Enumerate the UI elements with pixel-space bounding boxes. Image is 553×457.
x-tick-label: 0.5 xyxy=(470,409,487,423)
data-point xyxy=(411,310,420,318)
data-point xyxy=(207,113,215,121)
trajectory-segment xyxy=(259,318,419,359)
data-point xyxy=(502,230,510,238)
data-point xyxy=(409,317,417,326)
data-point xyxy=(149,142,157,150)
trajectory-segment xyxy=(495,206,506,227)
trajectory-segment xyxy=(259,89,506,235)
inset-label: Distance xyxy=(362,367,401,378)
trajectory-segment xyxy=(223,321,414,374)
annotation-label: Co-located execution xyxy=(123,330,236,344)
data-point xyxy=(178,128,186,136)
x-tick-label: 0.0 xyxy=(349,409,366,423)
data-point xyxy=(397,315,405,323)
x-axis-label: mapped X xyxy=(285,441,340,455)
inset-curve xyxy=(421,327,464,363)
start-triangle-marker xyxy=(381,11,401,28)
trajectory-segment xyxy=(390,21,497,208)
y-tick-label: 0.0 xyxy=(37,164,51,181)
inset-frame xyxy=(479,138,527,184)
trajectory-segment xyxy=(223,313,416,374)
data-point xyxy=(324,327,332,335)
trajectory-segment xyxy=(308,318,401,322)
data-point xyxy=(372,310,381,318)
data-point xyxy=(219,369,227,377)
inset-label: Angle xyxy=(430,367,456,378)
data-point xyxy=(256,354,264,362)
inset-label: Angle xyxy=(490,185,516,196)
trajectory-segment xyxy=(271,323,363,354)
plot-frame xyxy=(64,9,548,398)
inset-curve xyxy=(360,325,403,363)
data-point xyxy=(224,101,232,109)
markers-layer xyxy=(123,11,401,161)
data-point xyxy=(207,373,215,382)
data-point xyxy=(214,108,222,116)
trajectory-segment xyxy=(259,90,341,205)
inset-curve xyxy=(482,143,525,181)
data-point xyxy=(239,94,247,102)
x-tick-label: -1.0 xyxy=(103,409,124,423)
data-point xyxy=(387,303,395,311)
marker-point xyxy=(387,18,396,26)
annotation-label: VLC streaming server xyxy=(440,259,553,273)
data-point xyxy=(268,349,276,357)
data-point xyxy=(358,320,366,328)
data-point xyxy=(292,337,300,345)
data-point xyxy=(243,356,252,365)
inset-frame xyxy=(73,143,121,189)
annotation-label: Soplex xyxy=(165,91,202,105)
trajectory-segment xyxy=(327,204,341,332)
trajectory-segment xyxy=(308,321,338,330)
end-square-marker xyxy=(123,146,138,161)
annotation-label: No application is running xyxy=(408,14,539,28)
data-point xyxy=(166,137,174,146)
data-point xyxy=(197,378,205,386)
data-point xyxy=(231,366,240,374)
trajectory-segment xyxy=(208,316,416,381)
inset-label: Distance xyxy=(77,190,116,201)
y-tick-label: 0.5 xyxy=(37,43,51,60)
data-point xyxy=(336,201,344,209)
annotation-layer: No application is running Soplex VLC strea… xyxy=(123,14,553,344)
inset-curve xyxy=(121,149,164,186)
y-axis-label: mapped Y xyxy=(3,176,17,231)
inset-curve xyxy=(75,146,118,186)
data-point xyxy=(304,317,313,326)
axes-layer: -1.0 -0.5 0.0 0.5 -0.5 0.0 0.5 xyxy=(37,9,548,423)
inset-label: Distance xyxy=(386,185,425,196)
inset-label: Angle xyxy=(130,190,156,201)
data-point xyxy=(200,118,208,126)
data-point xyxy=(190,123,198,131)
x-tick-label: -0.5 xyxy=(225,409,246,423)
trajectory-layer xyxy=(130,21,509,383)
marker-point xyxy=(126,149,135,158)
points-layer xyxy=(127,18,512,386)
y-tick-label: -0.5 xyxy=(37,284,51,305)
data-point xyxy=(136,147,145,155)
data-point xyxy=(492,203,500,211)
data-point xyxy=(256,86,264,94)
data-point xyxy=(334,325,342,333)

...

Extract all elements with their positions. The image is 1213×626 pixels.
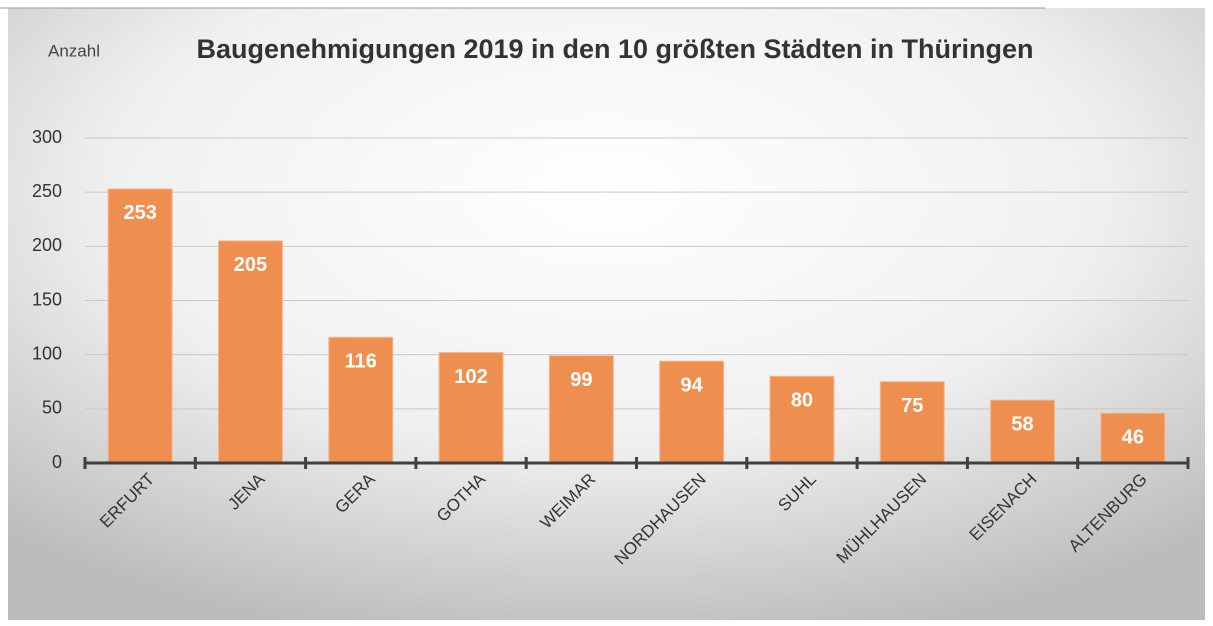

==

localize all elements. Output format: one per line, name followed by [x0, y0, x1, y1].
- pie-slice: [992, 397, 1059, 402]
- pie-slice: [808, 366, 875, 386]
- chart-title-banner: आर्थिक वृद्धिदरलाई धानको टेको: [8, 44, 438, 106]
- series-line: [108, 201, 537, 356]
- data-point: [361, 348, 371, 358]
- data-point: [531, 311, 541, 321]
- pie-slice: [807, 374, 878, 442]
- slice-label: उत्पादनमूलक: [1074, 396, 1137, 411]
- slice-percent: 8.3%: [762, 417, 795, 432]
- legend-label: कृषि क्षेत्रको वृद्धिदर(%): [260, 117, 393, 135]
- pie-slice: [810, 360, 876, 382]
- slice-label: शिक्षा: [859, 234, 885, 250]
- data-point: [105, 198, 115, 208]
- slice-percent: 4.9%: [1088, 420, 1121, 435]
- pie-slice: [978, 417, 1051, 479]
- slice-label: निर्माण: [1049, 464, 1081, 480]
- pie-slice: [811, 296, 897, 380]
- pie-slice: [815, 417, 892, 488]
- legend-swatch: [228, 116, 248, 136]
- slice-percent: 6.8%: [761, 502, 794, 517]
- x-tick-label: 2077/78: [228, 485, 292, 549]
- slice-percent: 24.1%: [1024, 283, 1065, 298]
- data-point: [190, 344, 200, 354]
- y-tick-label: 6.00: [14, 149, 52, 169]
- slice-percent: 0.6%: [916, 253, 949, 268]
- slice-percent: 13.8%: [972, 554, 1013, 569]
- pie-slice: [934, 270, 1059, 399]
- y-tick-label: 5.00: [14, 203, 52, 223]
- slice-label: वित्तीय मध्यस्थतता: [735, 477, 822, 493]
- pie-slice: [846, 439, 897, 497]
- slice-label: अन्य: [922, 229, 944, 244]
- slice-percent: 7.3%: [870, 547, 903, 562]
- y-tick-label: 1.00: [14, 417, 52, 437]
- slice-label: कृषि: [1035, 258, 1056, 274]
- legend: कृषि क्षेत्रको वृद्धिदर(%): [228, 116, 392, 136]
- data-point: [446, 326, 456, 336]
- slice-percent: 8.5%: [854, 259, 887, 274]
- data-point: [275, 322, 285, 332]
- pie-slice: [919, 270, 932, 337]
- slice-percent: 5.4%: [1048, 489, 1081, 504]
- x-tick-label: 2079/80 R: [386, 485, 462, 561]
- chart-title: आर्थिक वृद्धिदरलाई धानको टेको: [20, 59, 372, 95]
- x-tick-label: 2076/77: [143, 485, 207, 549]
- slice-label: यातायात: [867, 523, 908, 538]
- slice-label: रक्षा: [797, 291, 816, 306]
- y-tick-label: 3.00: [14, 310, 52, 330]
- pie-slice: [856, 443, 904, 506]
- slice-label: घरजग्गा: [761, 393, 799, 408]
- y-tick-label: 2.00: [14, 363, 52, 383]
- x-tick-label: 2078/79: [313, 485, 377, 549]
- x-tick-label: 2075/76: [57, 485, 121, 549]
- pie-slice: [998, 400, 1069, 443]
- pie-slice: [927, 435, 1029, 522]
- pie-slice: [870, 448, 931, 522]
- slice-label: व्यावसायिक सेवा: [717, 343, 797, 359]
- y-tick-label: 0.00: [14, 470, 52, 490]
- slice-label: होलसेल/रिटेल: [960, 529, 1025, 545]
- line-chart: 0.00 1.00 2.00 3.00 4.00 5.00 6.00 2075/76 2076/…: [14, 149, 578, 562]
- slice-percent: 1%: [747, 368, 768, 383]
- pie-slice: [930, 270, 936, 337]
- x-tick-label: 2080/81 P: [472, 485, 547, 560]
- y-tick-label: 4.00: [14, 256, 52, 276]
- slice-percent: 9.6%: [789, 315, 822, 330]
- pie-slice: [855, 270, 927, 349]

課題 - 最初のリストで「Enumerate the UI」を含む行から「trajectory-segment xyxy=(308,321,338,330)」を含む行までを、両端の行も含めて一字一句そのまま書き写してもらえますか。

回答 -
Enumerate the UI elements with pixel-space bounding boxes. Image is 553×457.
x-tick-label: 0.5 xyxy=(470,409,487,423)
data-point xyxy=(411,310,420,318)
data-point xyxy=(207,113,215,121)
trajectory-segment xyxy=(259,318,419,359)
data-point xyxy=(502,230,510,238)
data-point xyxy=(409,317,417,326)
data-point xyxy=(149,142,157,150)
trajectory-segment xyxy=(495,206,506,227)
trajectory-segment xyxy=(259,89,506,235)
inset-label: Distance xyxy=(362,367,401,378)
trajectory-segment xyxy=(223,321,414,374)
annotation-label: Co-located execution xyxy=(123,330,236,344)
data-point xyxy=(178,128,186,136)
x-tick-label: 0.0 xyxy=(349,409,366,423)
data-point xyxy=(397,315,405,323)
x-axis-label: mapped X xyxy=(285,441,340,455)
inset-curve xyxy=(421,327,464,363)
start-triangle-marker xyxy=(381,11,401,28)
trajectory-segment xyxy=(390,21,497,208)
y-tick-label: 0.0 xyxy=(37,164,51,181)
inset-frame xyxy=(479,138,527,184)
trajectory-segment xyxy=(223,313,416,374)
data-point xyxy=(324,327,332,335)
trajectory-segment xyxy=(308,318,401,322)
data-point xyxy=(372,310,381,318)
data-point xyxy=(219,369,227,377)
inset-label: Angle xyxy=(430,367,456,378)
data-point xyxy=(256,354,264,362)
inset-label: Angle xyxy=(490,185,516,196)
trajectory-segment xyxy=(271,323,363,354)
plot-frame xyxy=(64,9,548,398)
inset-curve xyxy=(360,325,403,363)
data-point xyxy=(224,101,232,109)
markers-layer xyxy=(123,11,401,161)
data-point xyxy=(207,373,215,382)
data-point xyxy=(214,108,222,116)
trajectory-segment xyxy=(259,90,341,205)
inset-curve xyxy=(482,143,525,181)
data-point xyxy=(239,94,247,102)
x-tick-label: -1.0 xyxy=(103,409,124,423)
data-point xyxy=(387,303,395,311)
marker-point xyxy=(387,18,396,26)
annotation-label: VLC streaming server xyxy=(440,259,553,273)
data-point xyxy=(268,349,276,357)
data-point xyxy=(358,320,366,328)
data-point xyxy=(292,337,300,345)
data-point xyxy=(243,356,252,365)
inset-frame xyxy=(73,143,121,189)
annotation-label: Soplex xyxy=(165,91,202,105)
trajectory-segment xyxy=(327,204,341,332)
trajectory-segment xyxy=(308,321,338,330)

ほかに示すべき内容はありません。